[DIRECTIONS FOR THIS TASK]
Once the pictures are set aside, transcribe the remaining data exactly.

[EXTRACTED RECORDS]
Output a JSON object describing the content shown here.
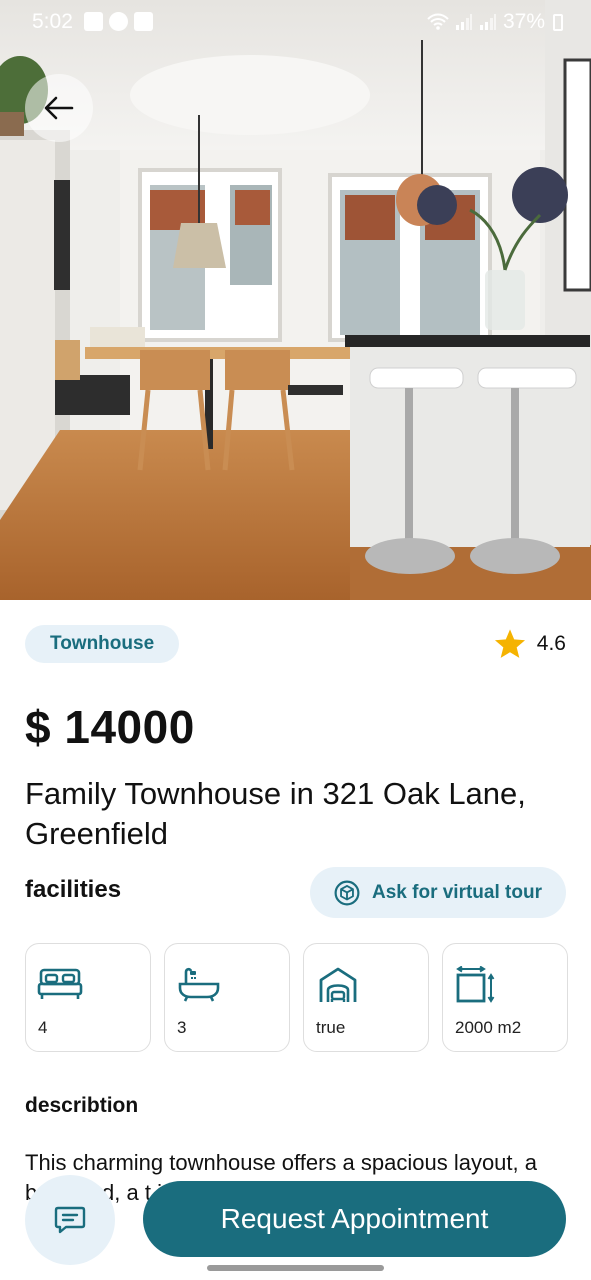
{
  "status_bar": {
    "time": "5:02",
    "battery": "37%",
    "left_icons": [
      "gallery-icon",
      "snapchat-icon",
      "youtube-icon"
    ],
    "right_icons": [
      "wifi-icon",
      "signal-icon",
      "signal-icon",
      "battery-icon"
    ]
  },
  "property": {
    "type": "Townhouse",
    "rating": "4.6",
    "price": "$ 14000",
    "title": "Family Townhouse in 321 Oak Lane, Greenfield"
  },
  "facilities": {
    "heading": "facilities",
    "virtual_tour_label": "Ask for virtual tour",
    "items": [
      {
        "icon": "bed-icon",
        "value": "4"
      },
      {
        "icon": "bathtub-icon",
        "value": "3"
      },
      {
        "icon": "garage-icon",
        "value": "true"
      },
      {
        "icon": "area-icon",
        "value": "2000 m2"
      }
    ]
  },
  "description": {
    "heading": "describtion",
    "text": "This charming townhouse offers a spacious layout, a backyard, a t id"
  },
  "actions": {
    "request_label": "Request Appointment",
    "chat_icon": "chat-icon"
  },
  "colors": {
    "accent": "#1a6d7e",
    "chip_bg": "#e7f1f8",
    "star": "#f5b301"
  }
}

[FINAL RESULT]
Output a JSON object describing the content shown here.
{
  "status_bar": {
    "time": "5:02",
    "battery": "37%",
    "left_icons": [
      "gallery-icon",
      "snapchat-icon",
      "youtube-icon"
    ],
    "right_icons": [
      "wifi-icon",
      "signal-icon",
      "signal-icon",
      "battery-icon"
    ]
  },
  "property": {
    "type": "Townhouse",
    "rating": "4.6",
    "price": "$ 14000",
    "title": "Family Townhouse in 321 Oak Lane, Greenfield"
  },
  "facilities": {
    "heading": "facilities",
    "virtual_tour_label": "Ask for virtual tour",
    "items": [
      {
        "icon": "bed-icon",
        "value": "4"
      },
      {
        "icon": "bathtub-icon",
        "value": "3"
      },
      {
        "icon": "garage-icon",
        "value": "true"
      },
      {
        "icon": "area-icon",
        "value": "2000 m2"
      }
    ]
  },
  "description": {
    "heading": "describtion",
    "text": "This charming townhouse offers a spacious layout, a backyard, a t id"
  },
  "actions": {
    "request_label": "Request Appointment",
    "chat_icon": "chat-icon"
  },
  "colors": {
    "accent": "#1a6d7e",
    "chip_bg": "#e7f1f8",
    "star": "#f5b301"
  }
}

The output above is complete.